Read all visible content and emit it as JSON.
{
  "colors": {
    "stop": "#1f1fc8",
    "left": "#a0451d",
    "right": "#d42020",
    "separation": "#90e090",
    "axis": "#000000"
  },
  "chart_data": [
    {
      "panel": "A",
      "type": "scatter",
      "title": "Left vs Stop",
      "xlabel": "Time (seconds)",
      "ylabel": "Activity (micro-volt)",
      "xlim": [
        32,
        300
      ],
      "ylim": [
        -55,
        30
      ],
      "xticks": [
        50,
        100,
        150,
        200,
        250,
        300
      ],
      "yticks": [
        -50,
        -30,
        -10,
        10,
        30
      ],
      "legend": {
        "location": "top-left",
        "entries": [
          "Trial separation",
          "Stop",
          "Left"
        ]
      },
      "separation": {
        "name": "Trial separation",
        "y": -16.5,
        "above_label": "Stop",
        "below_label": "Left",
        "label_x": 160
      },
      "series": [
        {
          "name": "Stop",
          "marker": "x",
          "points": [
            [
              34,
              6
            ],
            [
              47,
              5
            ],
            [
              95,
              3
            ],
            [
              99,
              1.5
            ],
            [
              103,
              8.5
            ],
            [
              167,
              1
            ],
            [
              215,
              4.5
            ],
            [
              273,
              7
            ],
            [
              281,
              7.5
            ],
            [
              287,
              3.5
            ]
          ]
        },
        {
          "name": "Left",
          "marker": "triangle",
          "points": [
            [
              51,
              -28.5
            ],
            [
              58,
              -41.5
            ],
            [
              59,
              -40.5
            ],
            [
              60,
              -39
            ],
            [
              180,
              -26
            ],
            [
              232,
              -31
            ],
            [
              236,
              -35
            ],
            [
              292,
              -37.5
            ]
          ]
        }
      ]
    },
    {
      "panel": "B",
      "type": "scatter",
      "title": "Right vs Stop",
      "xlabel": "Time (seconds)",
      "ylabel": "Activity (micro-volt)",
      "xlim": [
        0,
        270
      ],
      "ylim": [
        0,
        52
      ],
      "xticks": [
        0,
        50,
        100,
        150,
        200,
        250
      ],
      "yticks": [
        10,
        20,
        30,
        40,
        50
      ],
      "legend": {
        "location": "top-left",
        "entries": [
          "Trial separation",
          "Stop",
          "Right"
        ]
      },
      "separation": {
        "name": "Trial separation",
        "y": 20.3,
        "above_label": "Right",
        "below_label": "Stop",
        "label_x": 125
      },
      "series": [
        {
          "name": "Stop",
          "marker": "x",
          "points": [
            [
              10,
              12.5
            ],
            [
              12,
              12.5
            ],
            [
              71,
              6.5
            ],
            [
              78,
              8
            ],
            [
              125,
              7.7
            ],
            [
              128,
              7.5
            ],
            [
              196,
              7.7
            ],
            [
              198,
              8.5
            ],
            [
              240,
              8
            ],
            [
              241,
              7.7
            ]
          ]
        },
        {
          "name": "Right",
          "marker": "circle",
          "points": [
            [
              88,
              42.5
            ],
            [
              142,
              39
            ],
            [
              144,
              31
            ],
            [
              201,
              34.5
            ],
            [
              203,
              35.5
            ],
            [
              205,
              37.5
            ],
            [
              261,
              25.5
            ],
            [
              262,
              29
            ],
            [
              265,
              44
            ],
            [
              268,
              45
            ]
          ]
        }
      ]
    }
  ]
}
• • • • • • •
[Task instructions]
Your task is to quote all of the data word for word.

[Solution for this problem]
Read all visible content and emit it as JSON.
{
  "colors": {
    "stop": "#1f1fc8",
    "left": "#a0451d",
    "right": "#d42020",
    "separation": "#90e090",
    "axis": "#000000"
  },
  "chart_data": [
    {
      "panel": "A",
      "type": "scatter",
      "title": "Left vs Stop",
      "xlabel": "Time (seconds)",
      "ylabel": "Activity (micro-volt)",
      "xlim": [
        32,
        300
      ],
      "ylim": [
        -55,
        30
      ],
      "xticks": [
        50,
        100,
        150,
        200,
        250,
        300
      ],
      "yticks": [
        -50,
        -30,
        -10,
        10,
        30
      ],
      "legend": {
        "location": "top-left",
        "entries": [
          "Trial separation",
          "Stop",
          "Left"
        ]
      },
      "separation": {
        "name": "Trial separation",
        "y": -16.5,
        "above_label": "Stop",
        "below_label": "Left",
        "label_x": 160
      },
      "series": [
        {
          "name": "Stop",
          "marker": "x",
          "points": [
            [
              34,
              6
            ],
            [
              47,
              5
            ],
            [
              95,
              3
            ],
            [
              99,
              1.5
            ],
            [
              103,
              8.5
            ],
            [
              167,
              1
            ],
            [
              215,
              4.5
            ],
            [
              273,
              7
            ],
            [
              281,
              7.5
            ],
            [
              287,
              3.5
            ]
          ]
        },
        {
          "name": "Left",
          "marker": "triangle",
          "points": [
            [
              51,
              -28.5
            ],
            [
              58,
              -41.5
            ],
            [
              59,
              -40.5
            ],
            [
              60,
              -39
            ],
            [
              180,
              -26
            ],
            [
              232,
              -31
            ],
            [
              236,
              -35
            ],
            [
              292,
              -37.5
            ]
          ]
        }
      ]
    },
    {
      "panel": "B",
      "type": "scatter",
      "title": "Right vs Stop",
      "xlabel": "Time (seconds)",
      "ylabel": "Activity (micro-volt)",
      "xlim": [
        0,
        270
      ],
      "ylim": [
        0,
        52
      ],
      "xticks": [
        0,
        50,
        100,
        150,
        200,
        250
      ],
      "yticks": [
        10,
        20,
        30,
        40,
        50
      ],
      "legend": {
        "location": "top-left",
        "entries": [
          "Trial separation",
          "Stop",
          "Right"
        ]
      },
      "separation": {
        "name": "Trial separation",
        "y": 20.3,
        "above_label": "Right",
        "below_label": "Stop",
        "label_x": 125
      },
      "series": [
        {
          "name": "Stop",
          "marker": "x",
          "points": [
            [
              10,
              12.5
            ],
            [
              12,
              12.5
            ],
            [
              71,
              6.5
            ],
            [
              78,
              8
            ],
            [
              125,
              7.7
            ],
            [
              128,
              7.5
            ],
            [
              196,
              7.7
            ],
            [
              198,
              8.5
            ],
            [
              240,
              8
            ],
            [
              241,
              7.7
            ]
          ]
        },
        {
          "name": "Right",
          "marker": "circle",
          "points": [
            [
              88,
              42.5
            ],
            [
              142,
              39
            ],
            [
              144,
              31
            ],
            [
              201,
              34.5
            ],
            [
              203,
              35.5
            ],
            [
              205,
              37.5
            ],
            [
              261,
              25.5
            ],
            [
              262,
              29
            ],
            [
              265,
              44
            ],
            [
              268,
              45
            ]
          ]
        }
      ]
    }
  ]
}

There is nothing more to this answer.